[Start of Input]

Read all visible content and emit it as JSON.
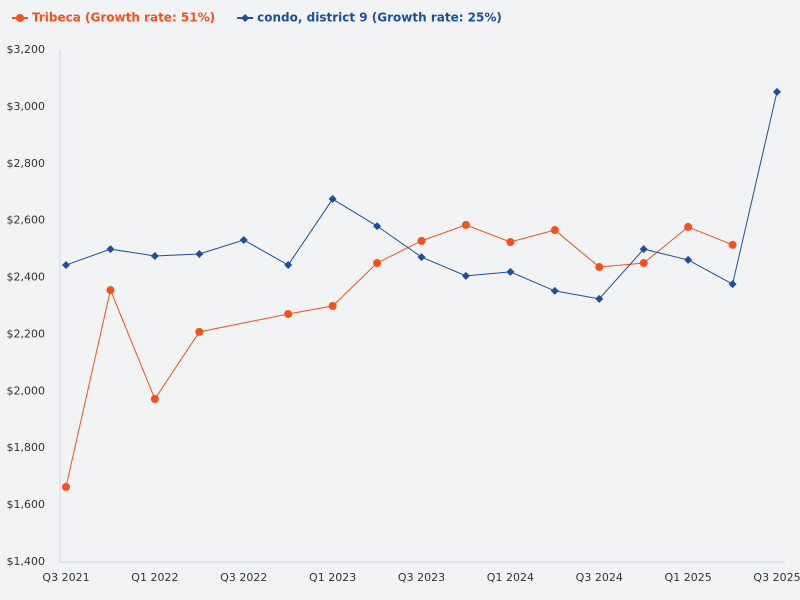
{
  "chart_data": {
    "type": "line",
    "categories": [
      "Q3 2021",
      null,
      "Q1 2022",
      null,
      "Q3 2022",
      null,
      "Q1 2023",
      null,
      "Q3 2023",
      null,
      "Q1 2024",
      null,
      "Q3 2024",
      null,
      "Q1 2025",
      null,
      "Q3 2025"
    ],
    "series": [
      {
        "name": "Tribeca (Growth rate: 51%)",
        "color": "#f4511e",
        "marker": "circle",
        "values": [
          1664,
          2356,
          1973,
          2209,
          null,
          2272,
          2300,
          2451,
          2529,
          2585,
          2525,
          2567,
          2437,
          2451,
          2578,
          2515,
          null
        ]
      },
      {
        "name": "condo, district 9 (Growth rate: 25%)",
        "color": "#1f4e9c",
        "marker": "diamond",
        "values": [
          2444,
          2500,
          2476,
          2483,
          2532,
          2444,
          2676,
          2581,
          2472,
          2406,
          2420,
          2353,
          2325,
          2500,
          2462,
          2377,
          3053
        ]
      }
    ],
    "ylim": [
      1400,
      3200
    ],
    "yticks": [
      {
        "value": 1400,
        "label": "$1,400"
      },
      {
        "value": 1600,
        "label": "$1,600"
      },
      {
        "value": 1800,
        "label": "$1,800"
      },
      {
        "value": 2000,
        "label": "$2,000"
      },
      {
        "value": 2200,
        "label": "$2,200"
      },
      {
        "value": 2400,
        "label": "$2,400"
      },
      {
        "value": 2600,
        "label": "$2,600"
      },
      {
        "value": 2800,
        "label": "$2,800"
      },
      {
        "value": 3000,
        "label": "$3,000"
      },
      {
        "value": 3200,
        "label": "$3,200"
      }
    ],
    "legend": "top-left",
    "grid": false
  }
}
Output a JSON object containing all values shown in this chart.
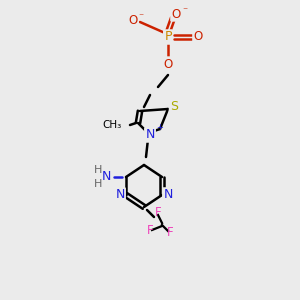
{
  "bg_color": "#ebebeb",
  "bond_color": "#000000",
  "bond_width": 1.8,
  "atom_colors": {
    "C": "#000000",
    "N": "#2020dd",
    "O": "#cc2200",
    "P": "#cc8800",
    "S": "#aaaa00",
    "F": "#ee44bb",
    "H": "#666666"
  },
  "figsize": [
    3.0,
    3.0
  ],
  "dpi": 100
}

[End of Input]

_Stated task_. Without the pictures, repeat exactly the lines running from the line containing "Output a JSON" through the end of the data, both ends included.

_Task output_.
Output a JSON object containing all values shown in this chart.
{
  "bg_color": "#ebebeb",
  "bond_color": "#000000",
  "bond_width": 1.8,
  "atom_colors": {
    "C": "#000000",
    "N": "#2020dd",
    "O": "#cc2200",
    "P": "#cc8800",
    "S": "#aaaa00",
    "F": "#ee44bb",
    "H": "#666666"
  },
  "figsize": [
    3.0,
    3.0
  ],
  "dpi": 100
}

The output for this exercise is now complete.